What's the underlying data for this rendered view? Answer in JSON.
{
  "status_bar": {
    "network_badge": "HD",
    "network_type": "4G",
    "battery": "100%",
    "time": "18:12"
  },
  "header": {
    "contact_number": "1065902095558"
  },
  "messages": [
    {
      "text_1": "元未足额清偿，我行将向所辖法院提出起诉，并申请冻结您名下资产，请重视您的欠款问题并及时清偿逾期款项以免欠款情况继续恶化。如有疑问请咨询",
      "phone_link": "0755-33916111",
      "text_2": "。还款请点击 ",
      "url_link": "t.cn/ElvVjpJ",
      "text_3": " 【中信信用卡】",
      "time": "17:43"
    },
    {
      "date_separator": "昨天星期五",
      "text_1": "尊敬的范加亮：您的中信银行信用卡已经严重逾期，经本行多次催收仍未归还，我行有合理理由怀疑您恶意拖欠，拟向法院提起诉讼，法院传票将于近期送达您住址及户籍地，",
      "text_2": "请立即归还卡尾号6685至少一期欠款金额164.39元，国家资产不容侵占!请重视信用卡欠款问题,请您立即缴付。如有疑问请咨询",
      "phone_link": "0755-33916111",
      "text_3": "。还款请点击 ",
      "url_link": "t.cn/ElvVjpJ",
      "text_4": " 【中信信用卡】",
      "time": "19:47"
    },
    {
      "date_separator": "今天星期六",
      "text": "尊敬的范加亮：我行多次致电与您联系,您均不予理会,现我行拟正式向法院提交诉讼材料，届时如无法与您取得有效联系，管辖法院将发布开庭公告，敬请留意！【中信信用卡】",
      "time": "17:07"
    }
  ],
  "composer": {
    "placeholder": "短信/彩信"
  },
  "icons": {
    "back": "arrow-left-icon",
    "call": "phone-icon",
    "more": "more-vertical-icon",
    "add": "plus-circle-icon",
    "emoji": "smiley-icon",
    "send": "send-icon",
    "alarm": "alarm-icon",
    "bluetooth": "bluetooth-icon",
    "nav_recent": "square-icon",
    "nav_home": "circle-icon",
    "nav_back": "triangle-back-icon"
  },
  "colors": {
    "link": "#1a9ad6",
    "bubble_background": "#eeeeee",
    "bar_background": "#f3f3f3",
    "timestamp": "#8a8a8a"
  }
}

================

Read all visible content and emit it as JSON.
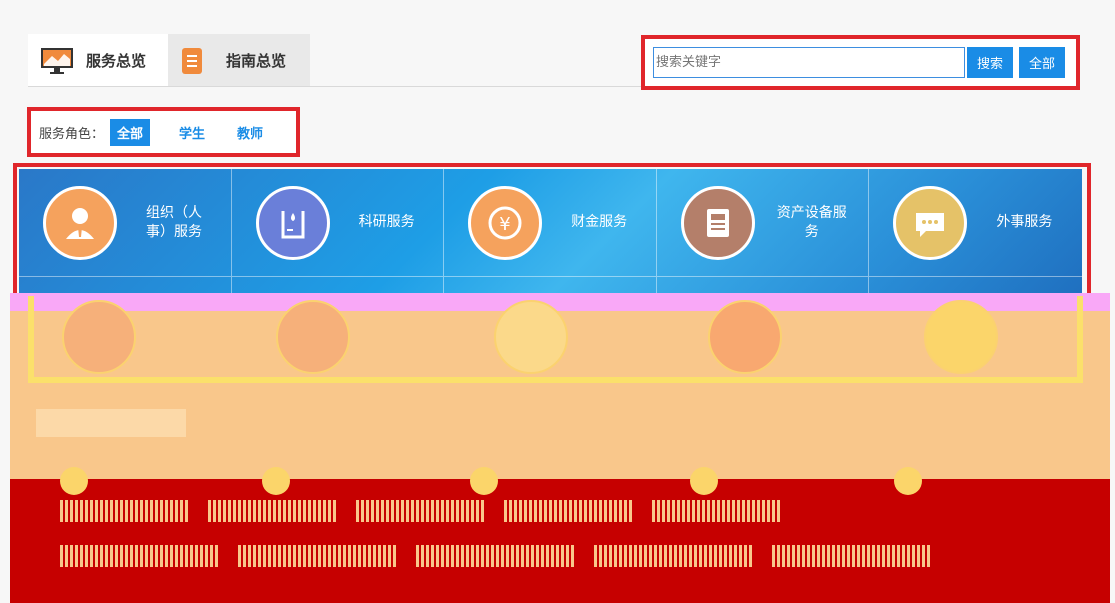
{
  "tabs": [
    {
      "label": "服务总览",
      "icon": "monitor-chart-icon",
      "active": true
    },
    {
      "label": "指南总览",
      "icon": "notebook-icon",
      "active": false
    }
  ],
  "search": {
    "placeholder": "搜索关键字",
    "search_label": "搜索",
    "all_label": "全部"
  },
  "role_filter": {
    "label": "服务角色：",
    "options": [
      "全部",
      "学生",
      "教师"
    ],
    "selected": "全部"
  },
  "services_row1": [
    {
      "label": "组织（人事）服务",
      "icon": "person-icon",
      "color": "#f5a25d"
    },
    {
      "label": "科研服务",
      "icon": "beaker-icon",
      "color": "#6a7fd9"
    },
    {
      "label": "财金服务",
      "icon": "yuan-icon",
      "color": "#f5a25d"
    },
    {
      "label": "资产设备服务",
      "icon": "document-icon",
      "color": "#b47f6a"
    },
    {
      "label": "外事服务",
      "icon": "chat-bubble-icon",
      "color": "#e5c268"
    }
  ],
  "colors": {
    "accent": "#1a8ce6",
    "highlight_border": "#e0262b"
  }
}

================

--- WRITTEN EXERCISE ---
Across the material above, how many lines include the string "尊敬的范加亮"? Only the number is wanted.

--- THE OUTPUT ---
2